• _Brief_
Copy each of the entries below faithfully, setting aside any pictures.

[Chart and figure data]
○ ○ ○ ○ ○ ○ ○

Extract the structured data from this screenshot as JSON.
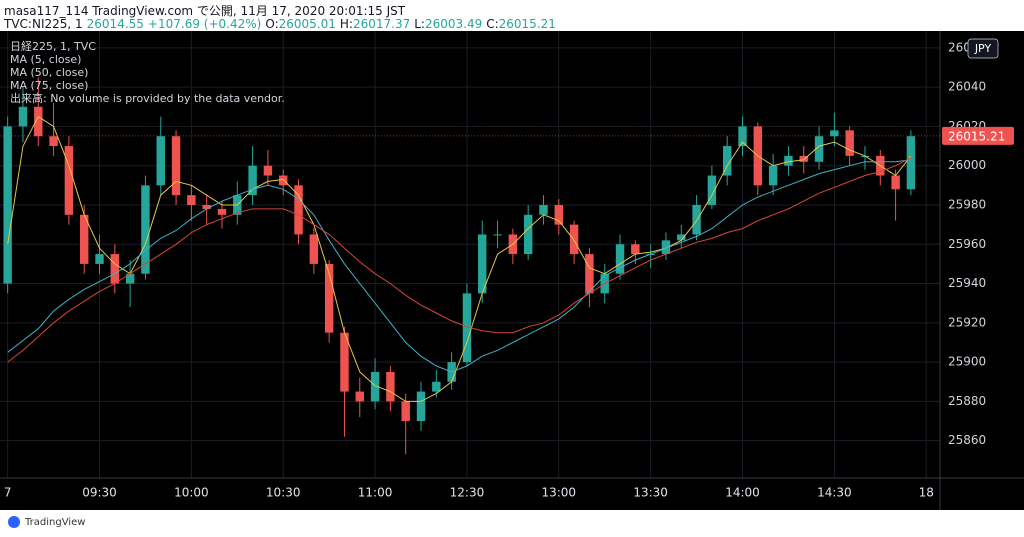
{
  "header": {
    "publisher": "masa117_114 TradingView.com で公開, 11月 17, 2020 20:01:15 JST",
    "symbol": "TVC:NI225, 1",
    "last": 26014.55,
    "change": "+107.69 (+0.42%)",
    "o_label": "O:",
    "open": 26005.01,
    "h_label": "H:",
    "high": 26017.37,
    "l_label": "L:",
    "low": 26003.49,
    "c_label": "C:",
    "close": 26015.21
  },
  "chart_data": {
    "type": "candlestick",
    "symbol_label": "日経225, 1, TVC",
    "volume_note": "出来高: No volume is provided by the data vendor.",
    "currency": "JPY",
    "up_color": "#26a69a",
    "down_color": "#ef5350",
    "open": [
      25940,
      26020,
      26030,
      26015,
      26010,
      25975,
      25950,
      25955,
      25940,
      25945,
      25990,
      26015,
      25985,
      25980,
      25978,
      25975,
      25985,
      26000,
      25995,
      25990,
      25965,
      25950,
      25915,
      25885,
      25880,
      25895,
      25880,
      25870,
      25885,
      25890,
      25900,
      25935,
      25965,
      25965,
      25955,
      25975,
      25980,
      25970,
      25955,
      25935,
      25945,
      25960,
      25955,
      25955,
      25962,
      25965,
      25980,
      25995,
      26010,
      26020,
      25990,
      26000,
      26005,
      26002,
      26015,
      26018,
      26005,
      26005,
      25995,
      25988
    ],
    "high": [
      26025,
      26040,
      26045,
      26032,
      26015,
      25980,
      25965,
      25960,
      25952,
      25995,
      26025,
      26018,
      25990,
      25985,
      25982,
      25992,
      26010,
      26008,
      25998,
      25993,
      25968,
      25952,
      25918,
      25892,
      25902,
      25898,
      25884,
      25890,
      25896,
      25905,
      25940,
      25972,
      25972,
      25968,
      25980,
      25985,
      25983,
      25972,
      25958,
      25950,
      25965,
      25962,
      25960,
      25966,
      25970,
      25985,
      26000,
      26015,
      26025,
      26022,
      26006,
      26010,
      26010,
      26020,
      26027,
      26020,
      26010,
      26008,
      25998,
      26018
    ],
    "low": [
      25935,
      26012,
      26010,
      26005,
      25970,
      25945,
      25945,
      25935,
      25928,
      25942,
      25985,
      25980,
      25972,
      25970,
      25968,
      25970,
      25980,
      25990,
      25985,
      25960,
      25945,
      25910,
      25862,
      25872,
      25876,
      25875,
      25853,
      25865,
      25882,
      25886,
      25898,
      25930,
      25958,
      25950,
      25952,
      25970,
      25965,
      25950,
      25928,
      25930,
      25942,
      25950,
      25948,
      25952,
      25958,
      25962,
      25978,
      25990,
      26005,
      25985,
      25985,
      25995,
      25996,
      25998,
      26010,
      26000,
      25998,
      25990,
      25972,
      25985
    ],
    "close": [
      26020,
      26030,
      26015,
      26010,
      25975,
      25950,
      25955,
      25940,
      25945,
      25990,
      26015,
      25985,
      25980,
      25978,
      25975,
      25985,
      26000,
      25995,
      25990,
      25965,
      25950,
      25915,
      25885,
      25880,
      25895,
      25880,
      25870,
      25885,
      25890,
      25900,
      25935,
      25965,
      25965,
      25955,
      25975,
      25980,
      25970,
      25955,
      25935,
      25945,
      25960,
      25955,
      25955,
      25962,
      25965,
      25980,
      25995,
      26010,
      26020,
      25990,
      26000,
      26005,
      26002,
      26015,
      26018,
      26005,
      26005,
      25995,
      25988,
      26015
    ],
    "series": [
      {
        "name": "MA (5, close)",
        "color": "#e8c547",
        "values": [
          25960,
          26010,
          26025,
          26020,
          26000,
          25975,
          25958,
          25950,
          25945,
          25960,
          25985,
          25992,
          25990,
          25985,
          25980,
          25980,
          25988,
          25992,
          25993,
          25985,
          25970,
          25945,
          25915,
          25895,
          25888,
          25885,
          25880,
          25880,
          25884,
          25890,
          25910,
          25935,
          25955,
          25960,
          25968,
          25975,
          25972,
          25962,
          25948,
          25945,
          25950,
          25955,
          25956,
          25958,
          25962,
          25972,
          25985,
          26000,
          26012,
          26005,
          26000,
          26002,
          26003,
          26010,
          26012,
          26008,
          26005,
          26000,
          25995,
          26005
        ]
      },
      {
        "name": "MA (50, close)",
        "color": "#3fb1c6",
        "values": [
          25905,
          25911,
          25917,
          25926,
          25932,
          25937,
          25941,
          25945,
          25950,
          25957,
          25963,
          25967,
          25973,
          25978,
          25982,
          25985,
          25988,
          25990,
          25988,
          25983,
          25975,
          25962,
          25950,
          25940,
          25930,
          25920,
          25910,
          25903,
          25898,
          25895,
          25898,
          25903,
          25906,
          25910,
          25914,
          25918,
          25922,
          25928,
          25936,
          25944,
          25948,
          25952,
          25955,
          25958,
          25961,
          25964,
          25968,
          25974,
          25980,
          25984,
          25987,
          25990,
          25993,
          25996,
          25998,
          26000,
          26002,
          26002,
          26002,
          26003
        ]
      },
      {
        "name": "MA (75, close)",
        "color": "#d9443a",
        "values": [
          25900,
          25906,
          25913,
          25920,
          25926,
          25931,
          25936,
          25940,
          25945,
          25950,
          25955,
          25960,
          25966,
          25970,
          25973,
          25976,
          25978,
          25978,
          25978,
          25975,
          25970,
          25965,
          25958,
          25951,
          25945,
          25940,
          25934,
          25929,
          25925,
          25921,
          25918,
          25916,
          25915,
          25915,
          25918,
          25920,
          25924,
          25930,
          25935,
          25940,
          25944,
          25948,
          25952,
          25955,
          25958,
          25961,
          25963,
          25966,
          25968,
          25972,
          25975,
          25978,
          25982,
          25986,
          25989,
          25992,
          25995,
          25997,
          26000,
          26004
        ]
      }
    ],
    "ylim": [
      25841,
      26064
    ],
    "yticks": [
      25860,
      25880,
      25900,
      25920,
      25940,
      25960,
      25980,
      26000,
      26020,
      26040,
      26060
    ],
    "xlim": [
      -0.5,
      60.9
    ],
    "xticks": [
      {
        "value": 0,
        "label": "7"
      },
      {
        "value": 6,
        "label": "09:30"
      },
      {
        "value": 12,
        "label": "10:00"
      },
      {
        "value": 18,
        "label": "10:30"
      },
      {
        "value": 24,
        "label": "11:00"
      },
      {
        "value": 30,
        "label": "12:30"
      },
      {
        "value": 36,
        "label": "13:00"
      },
      {
        "value": 42,
        "label": "13:30"
      },
      {
        "value": 48,
        "label": "14:00"
      },
      {
        "value": 54,
        "label": "14:30"
      },
      {
        "value": 60,
        "label": "18"
      }
    ],
    "grid": true
  },
  "footer": {
    "brand": "TradingView"
  }
}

○ ○ ○ ○ ○ ○ ○

• _Answer in full_
Extract the structured data from this screenshot as JSON.
{
  "header": {
    "publisher": "masa117_114 TradingView.com で公開, 11月 17, 2020 20:01:15 JST",
    "symbol": "TVC:NI225, 1",
    "last": 26014.55,
    "change": "+107.69 (+0.42%)",
    "o_label": "O:",
    "open": 26005.01,
    "h_label": "H:",
    "high": 26017.37,
    "l_label": "L:",
    "low": 26003.49,
    "c_label": "C:",
    "close": 26015.21
  },
  "chart_data": {
    "type": "candlestick",
    "symbol_label": "日経225, 1, TVC",
    "volume_note": "出来高: No volume is provided by the data vendor.",
    "currency": "JPY",
    "up_color": "#26a69a",
    "down_color": "#ef5350",
    "open": [
      25940,
      26020,
      26030,
      26015,
      26010,
      25975,
      25950,
      25955,
      25940,
      25945,
      25990,
      26015,
      25985,
      25980,
      25978,
      25975,
      25985,
      26000,
      25995,
      25990,
      25965,
      25950,
      25915,
      25885,
      25880,
      25895,
      25880,
      25870,
      25885,
      25890,
      25900,
      25935,
      25965,
      25965,
      25955,
      25975,
      25980,
      25970,
      25955,
      25935,
      25945,
      25960,
      25955,
      25955,
      25962,
      25965,
      25980,
      25995,
      26010,
      26020,
      25990,
      26000,
      26005,
      26002,
      26015,
      26018,
      26005,
      26005,
      25995,
      25988
    ],
    "high": [
      26025,
      26040,
      26045,
      26032,
      26015,
      25980,
      25965,
      25960,
      25952,
      25995,
      26025,
      26018,
      25990,
      25985,
      25982,
      25992,
      26010,
      26008,
      25998,
      25993,
      25968,
      25952,
      25918,
      25892,
      25902,
      25898,
      25884,
      25890,
      25896,
      25905,
      25940,
      25972,
      25972,
      25968,
      25980,
      25985,
      25983,
      25972,
      25958,
      25950,
      25965,
      25962,
      25960,
      25966,
      25970,
      25985,
      26000,
      26015,
      26025,
      26022,
      26006,
      26010,
      26010,
      26020,
      26027,
      26020,
      26010,
      26008,
      25998,
      26018
    ],
    "low": [
      25935,
      26012,
      26010,
      26005,
      25970,
      25945,
      25945,
      25935,
      25928,
      25942,
      25985,
      25980,
      25972,
      25970,
      25968,
      25970,
      25980,
      25990,
      25985,
      25960,
      25945,
      25910,
      25862,
      25872,
      25876,
      25875,
      25853,
      25865,
      25882,
      25886,
      25898,
      25930,
      25958,
      25950,
      25952,
      25970,
      25965,
      25950,
      25928,
      25930,
      25942,
      25950,
      25948,
      25952,
      25958,
      25962,
      25978,
      25990,
      26005,
      25985,
      25985,
      25995,
      25996,
      25998,
      26010,
      26000,
      25998,
      25990,
      25972,
      25985
    ],
    "close": [
      26020,
      26030,
      26015,
      26010,
      25975,
      25950,
      25955,
      25940,
      25945,
      25990,
      26015,
      25985,
      25980,
      25978,
      25975,
      25985,
      26000,
      25995,
      25990,
      25965,
      25950,
      25915,
      25885,
      25880,
      25895,
      25880,
      25870,
      25885,
      25890,
      25900,
      25935,
      25965,
      25965,
      25955,
      25975,
      25980,
      25970,
      25955,
      25935,
      25945,
      25960,
      25955,
      25955,
      25962,
      25965,
      25980,
      25995,
      26010,
      26020,
      25990,
      26000,
      26005,
      26002,
      26015,
      26018,
      26005,
      26005,
      25995,
      25988,
      26015
    ],
    "series": [
      {
        "name": "MA (5, close)",
        "color": "#e8c547",
        "values": [
          25960,
          26010,
          26025,
          26020,
          26000,
          25975,
          25958,
          25950,
          25945,
          25960,
          25985,
          25992,
          25990,
          25985,
          25980,
          25980,
          25988,
          25992,
          25993,
          25985,
          25970,
          25945,
          25915,
          25895,
          25888,
          25885,
          25880,
          25880,
          25884,
          25890,
          25910,
          25935,
          25955,
          25960,
          25968,
          25975,
          25972,
          25962,
          25948,
          25945,
          25950,
          25955,
          25956,
          25958,
          25962,
          25972,
          25985,
          26000,
          26012,
          26005,
          26000,
          26002,
          26003,
          26010,
          26012,
          26008,
          26005,
          26000,
          25995,
          26005
        ]
      },
      {
        "name": "MA (50, close)",
        "color": "#3fb1c6",
        "values": [
          25905,
          25911,
          25917,
          25926,
          25932,
          25937,
          25941,
          25945,
          25950,
          25957,
          25963,
          25967,
          25973,
          25978,
          25982,
          25985,
          25988,
          25990,
          25988,
          25983,
          25975,
          25962,
          25950,
          25940,
          25930,
          25920,
          25910,
          25903,
          25898,
          25895,
          25898,
          25903,
          25906,
          25910,
          25914,
          25918,
          25922,
          25928,
          25936,
          25944,
          25948,
          25952,
          25955,
          25958,
          25961,
          25964,
          25968,
          25974,
          25980,
          25984,
          25987,
          25990,
          25993,
          25996,
          25998,
          26000,
          26002,
          26002,
          26002,
          26003
        ]
      },
      {
        "name": "MA (75, close)",
        "color": "#d9443a",
        "values": [
          25900,
          25906,
          25913,
          25920,
          25926,
          25931,
          25936,
          25940,
          25945,
          25950,
          25955,
          25960,
          25966,
          25970,
          25973,
          25976,
          25978,
          25978,
          25978,
          25975,
          25970,
          25965,
          25958,
          25951,
          25945,
          25940,
          25934,
          25929,
          25925,
          25921,
          25918,
          25916,
          25915,
          25915,
          25918,
          25920,
          25924,
          25930,
          25935,
          25940,
          25944,
          25948,
          25952,
          25955,
          25958,
          25961,
          25963,
          25966,
          25968,
          25972,
          25975,
          25978,
          25982,
          25986,
          25989,
          25992,
          25995,
          25997,
          26000,
          26004
        ]
      }
    ],
    "ylim": [
      25841,
      26064
    ],
    "yticks": [
      25860,
      25880,
      25900,
      25920,
      25940,
      25960,
      25980,
      26000,
      26020,
      26040,
      26060
    ],
    "xlim": [
      -0.5,
      60.9
    ],
    "xticks": [
      {
        "value": 0,
        "label": "7"
      },
      {
        "value": 6,
        "label": "09:30"
      },
      {
        "value": 12,
        "label": "10:00"
      },
      {
        "value": 18,
        "label": "10:30"
      },
      {
        "value": 24,
        "label": "11:00"
      },
      {
        "value": 30,
        "label": "12:30"
      },
      {
        "value": 36,
        "label": "13:00"
      },
      {
        "value": 42,
        "label": "13:30"
      },
      {
        "value": 48,
        "label": "14:00"
      },
      {
        "value": 54,
        "label": "14:30"
      },
      {
        "value": 60,
        "label": "18"
      }
    ],
    "grid": true
  },
  "footer": {
    "brand": "TradingView"
  }
}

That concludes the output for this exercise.